SUPPLIED MATERIAL:
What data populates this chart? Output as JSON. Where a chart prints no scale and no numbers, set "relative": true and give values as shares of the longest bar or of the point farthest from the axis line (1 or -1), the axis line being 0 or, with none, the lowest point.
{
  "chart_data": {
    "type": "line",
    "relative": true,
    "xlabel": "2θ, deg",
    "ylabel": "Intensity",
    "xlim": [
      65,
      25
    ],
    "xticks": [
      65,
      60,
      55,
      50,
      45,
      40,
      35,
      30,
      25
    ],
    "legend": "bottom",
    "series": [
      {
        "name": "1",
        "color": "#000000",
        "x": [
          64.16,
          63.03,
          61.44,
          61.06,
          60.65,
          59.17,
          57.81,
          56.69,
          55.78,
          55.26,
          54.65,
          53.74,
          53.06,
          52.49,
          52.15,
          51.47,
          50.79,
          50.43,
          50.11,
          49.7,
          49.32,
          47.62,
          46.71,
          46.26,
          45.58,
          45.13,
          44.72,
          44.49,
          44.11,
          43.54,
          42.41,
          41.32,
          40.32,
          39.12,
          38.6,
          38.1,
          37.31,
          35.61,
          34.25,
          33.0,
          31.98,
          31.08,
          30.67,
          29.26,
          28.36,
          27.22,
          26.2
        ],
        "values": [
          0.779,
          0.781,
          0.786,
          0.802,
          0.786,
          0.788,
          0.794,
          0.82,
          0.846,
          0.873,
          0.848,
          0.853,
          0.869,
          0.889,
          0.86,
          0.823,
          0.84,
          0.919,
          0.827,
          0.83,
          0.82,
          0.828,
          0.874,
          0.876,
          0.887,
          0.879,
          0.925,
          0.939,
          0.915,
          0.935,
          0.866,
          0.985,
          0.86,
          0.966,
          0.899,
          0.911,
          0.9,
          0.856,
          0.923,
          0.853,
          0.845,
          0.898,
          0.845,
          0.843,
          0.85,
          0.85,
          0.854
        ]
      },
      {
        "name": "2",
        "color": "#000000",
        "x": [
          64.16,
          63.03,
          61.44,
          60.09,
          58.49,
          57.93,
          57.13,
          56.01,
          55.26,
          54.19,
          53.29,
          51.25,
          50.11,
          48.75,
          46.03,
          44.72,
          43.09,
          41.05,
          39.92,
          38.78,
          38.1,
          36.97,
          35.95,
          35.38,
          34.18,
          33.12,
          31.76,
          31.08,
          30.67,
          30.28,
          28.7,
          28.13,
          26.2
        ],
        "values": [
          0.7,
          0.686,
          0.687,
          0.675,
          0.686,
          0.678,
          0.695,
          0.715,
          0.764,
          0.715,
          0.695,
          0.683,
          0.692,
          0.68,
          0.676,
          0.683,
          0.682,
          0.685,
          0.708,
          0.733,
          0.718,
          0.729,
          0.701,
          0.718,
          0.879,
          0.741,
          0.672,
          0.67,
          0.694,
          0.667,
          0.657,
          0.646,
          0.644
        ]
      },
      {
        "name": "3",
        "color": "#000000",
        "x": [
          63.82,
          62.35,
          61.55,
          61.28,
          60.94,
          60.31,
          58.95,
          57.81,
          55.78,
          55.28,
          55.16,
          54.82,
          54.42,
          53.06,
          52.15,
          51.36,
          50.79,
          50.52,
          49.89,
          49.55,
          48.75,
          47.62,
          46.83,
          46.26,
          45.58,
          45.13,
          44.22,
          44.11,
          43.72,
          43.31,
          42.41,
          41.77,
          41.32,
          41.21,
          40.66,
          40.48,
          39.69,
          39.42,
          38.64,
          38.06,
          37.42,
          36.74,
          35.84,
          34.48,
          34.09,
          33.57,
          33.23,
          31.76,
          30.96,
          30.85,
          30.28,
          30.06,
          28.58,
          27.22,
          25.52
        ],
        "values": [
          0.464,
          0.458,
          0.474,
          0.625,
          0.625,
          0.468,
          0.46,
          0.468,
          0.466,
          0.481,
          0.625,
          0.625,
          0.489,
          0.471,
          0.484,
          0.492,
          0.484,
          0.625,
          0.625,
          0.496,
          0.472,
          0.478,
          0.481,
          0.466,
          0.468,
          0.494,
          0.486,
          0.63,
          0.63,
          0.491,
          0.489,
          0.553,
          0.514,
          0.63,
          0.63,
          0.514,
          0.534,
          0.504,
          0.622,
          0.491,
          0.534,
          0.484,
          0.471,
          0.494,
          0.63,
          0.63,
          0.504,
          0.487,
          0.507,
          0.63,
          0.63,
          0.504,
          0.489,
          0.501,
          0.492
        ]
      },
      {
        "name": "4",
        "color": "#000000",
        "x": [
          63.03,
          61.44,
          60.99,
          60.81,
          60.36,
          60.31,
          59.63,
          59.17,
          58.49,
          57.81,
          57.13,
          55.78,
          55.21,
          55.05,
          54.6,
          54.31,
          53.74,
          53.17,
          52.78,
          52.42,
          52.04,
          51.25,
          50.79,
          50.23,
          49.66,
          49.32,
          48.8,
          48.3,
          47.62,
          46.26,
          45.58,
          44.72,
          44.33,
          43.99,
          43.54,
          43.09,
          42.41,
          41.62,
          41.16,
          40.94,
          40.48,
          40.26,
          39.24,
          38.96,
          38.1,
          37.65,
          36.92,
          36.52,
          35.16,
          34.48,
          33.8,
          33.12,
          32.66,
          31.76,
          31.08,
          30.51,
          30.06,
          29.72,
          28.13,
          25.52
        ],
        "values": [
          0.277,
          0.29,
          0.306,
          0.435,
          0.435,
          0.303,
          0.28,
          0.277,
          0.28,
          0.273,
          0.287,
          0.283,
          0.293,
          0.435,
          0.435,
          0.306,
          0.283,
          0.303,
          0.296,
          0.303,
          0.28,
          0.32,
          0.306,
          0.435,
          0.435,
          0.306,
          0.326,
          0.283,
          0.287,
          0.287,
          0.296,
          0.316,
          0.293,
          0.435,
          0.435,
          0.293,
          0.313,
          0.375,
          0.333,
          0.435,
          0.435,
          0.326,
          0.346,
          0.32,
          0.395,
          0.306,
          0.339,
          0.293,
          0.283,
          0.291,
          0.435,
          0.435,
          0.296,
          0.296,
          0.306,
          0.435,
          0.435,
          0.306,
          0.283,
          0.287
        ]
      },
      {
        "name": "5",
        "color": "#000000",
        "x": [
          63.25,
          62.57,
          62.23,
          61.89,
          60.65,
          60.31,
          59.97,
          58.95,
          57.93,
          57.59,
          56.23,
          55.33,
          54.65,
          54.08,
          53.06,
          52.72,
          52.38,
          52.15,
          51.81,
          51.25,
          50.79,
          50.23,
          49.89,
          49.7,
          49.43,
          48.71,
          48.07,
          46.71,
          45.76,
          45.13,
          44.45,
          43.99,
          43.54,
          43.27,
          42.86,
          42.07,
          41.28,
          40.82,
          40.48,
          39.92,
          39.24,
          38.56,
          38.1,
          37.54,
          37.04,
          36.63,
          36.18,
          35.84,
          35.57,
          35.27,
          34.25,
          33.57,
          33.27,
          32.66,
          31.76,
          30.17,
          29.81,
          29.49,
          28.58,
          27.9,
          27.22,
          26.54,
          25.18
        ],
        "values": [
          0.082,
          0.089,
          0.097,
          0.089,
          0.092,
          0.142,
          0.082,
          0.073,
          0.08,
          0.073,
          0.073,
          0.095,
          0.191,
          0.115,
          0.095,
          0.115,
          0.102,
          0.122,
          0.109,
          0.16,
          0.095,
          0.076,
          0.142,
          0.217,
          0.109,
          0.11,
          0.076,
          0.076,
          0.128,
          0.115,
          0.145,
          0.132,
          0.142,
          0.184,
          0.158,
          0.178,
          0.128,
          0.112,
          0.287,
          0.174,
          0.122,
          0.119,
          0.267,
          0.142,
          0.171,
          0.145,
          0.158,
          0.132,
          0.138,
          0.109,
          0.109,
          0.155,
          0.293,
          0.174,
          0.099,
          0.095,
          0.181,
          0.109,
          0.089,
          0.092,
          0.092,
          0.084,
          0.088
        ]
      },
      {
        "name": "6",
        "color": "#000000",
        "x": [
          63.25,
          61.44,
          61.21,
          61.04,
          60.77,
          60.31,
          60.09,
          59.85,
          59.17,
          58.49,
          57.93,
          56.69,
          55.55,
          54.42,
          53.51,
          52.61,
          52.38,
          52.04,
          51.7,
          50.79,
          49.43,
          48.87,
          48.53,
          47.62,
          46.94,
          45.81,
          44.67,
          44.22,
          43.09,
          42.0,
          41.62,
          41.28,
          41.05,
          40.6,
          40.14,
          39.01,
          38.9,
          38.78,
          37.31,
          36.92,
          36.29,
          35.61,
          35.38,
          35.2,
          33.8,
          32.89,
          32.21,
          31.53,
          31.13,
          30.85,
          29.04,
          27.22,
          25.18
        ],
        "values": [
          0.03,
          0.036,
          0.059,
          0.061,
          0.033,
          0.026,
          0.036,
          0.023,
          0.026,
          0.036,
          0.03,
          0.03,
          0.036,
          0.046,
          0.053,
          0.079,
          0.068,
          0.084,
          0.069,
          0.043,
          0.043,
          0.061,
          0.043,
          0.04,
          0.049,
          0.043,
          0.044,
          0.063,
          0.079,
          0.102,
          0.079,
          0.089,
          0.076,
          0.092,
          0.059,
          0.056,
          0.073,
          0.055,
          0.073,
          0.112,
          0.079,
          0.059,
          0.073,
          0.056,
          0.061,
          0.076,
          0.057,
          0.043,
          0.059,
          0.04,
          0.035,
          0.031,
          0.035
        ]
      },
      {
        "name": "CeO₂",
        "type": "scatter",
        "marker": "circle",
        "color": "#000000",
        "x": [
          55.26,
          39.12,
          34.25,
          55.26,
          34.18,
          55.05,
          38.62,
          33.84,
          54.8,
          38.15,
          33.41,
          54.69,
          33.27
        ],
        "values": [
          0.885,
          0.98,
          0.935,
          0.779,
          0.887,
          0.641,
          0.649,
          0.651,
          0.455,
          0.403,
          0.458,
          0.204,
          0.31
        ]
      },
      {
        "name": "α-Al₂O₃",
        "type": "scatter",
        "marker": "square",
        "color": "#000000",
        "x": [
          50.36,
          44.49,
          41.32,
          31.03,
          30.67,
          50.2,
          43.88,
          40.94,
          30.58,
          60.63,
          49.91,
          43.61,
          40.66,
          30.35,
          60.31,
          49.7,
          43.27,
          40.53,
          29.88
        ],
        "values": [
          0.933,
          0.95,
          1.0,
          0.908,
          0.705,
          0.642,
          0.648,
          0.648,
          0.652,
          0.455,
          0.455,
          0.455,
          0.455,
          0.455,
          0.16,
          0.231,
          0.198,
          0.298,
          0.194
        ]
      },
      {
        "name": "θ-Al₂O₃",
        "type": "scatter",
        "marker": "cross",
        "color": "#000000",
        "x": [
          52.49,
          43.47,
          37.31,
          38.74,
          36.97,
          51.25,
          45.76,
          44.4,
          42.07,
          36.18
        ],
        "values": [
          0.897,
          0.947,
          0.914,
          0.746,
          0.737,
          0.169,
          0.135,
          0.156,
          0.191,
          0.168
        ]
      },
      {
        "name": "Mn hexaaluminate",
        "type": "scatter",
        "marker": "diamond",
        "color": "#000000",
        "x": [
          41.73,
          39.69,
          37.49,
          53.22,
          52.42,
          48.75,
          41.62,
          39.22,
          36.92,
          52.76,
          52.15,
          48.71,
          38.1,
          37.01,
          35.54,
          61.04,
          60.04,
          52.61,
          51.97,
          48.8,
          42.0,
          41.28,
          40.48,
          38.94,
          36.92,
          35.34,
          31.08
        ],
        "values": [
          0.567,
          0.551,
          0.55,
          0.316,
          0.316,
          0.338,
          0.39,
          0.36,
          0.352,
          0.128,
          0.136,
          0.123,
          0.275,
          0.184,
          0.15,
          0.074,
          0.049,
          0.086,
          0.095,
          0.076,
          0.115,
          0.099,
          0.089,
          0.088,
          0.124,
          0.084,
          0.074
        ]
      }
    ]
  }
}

STATED PROBLEM: Extract all lines containing the word "name".

REPLY TO THE TASK:
        "name": "1",
        "name": "2",
        "name": "3",
        "name": "4",
        "name": "5",
        "name": "6",
        "name": "CeO₂",
        "name": "α-Al₂O₃",
        "name": "θ-Al₂O₃",
        "name": "Mn hexaaluminate",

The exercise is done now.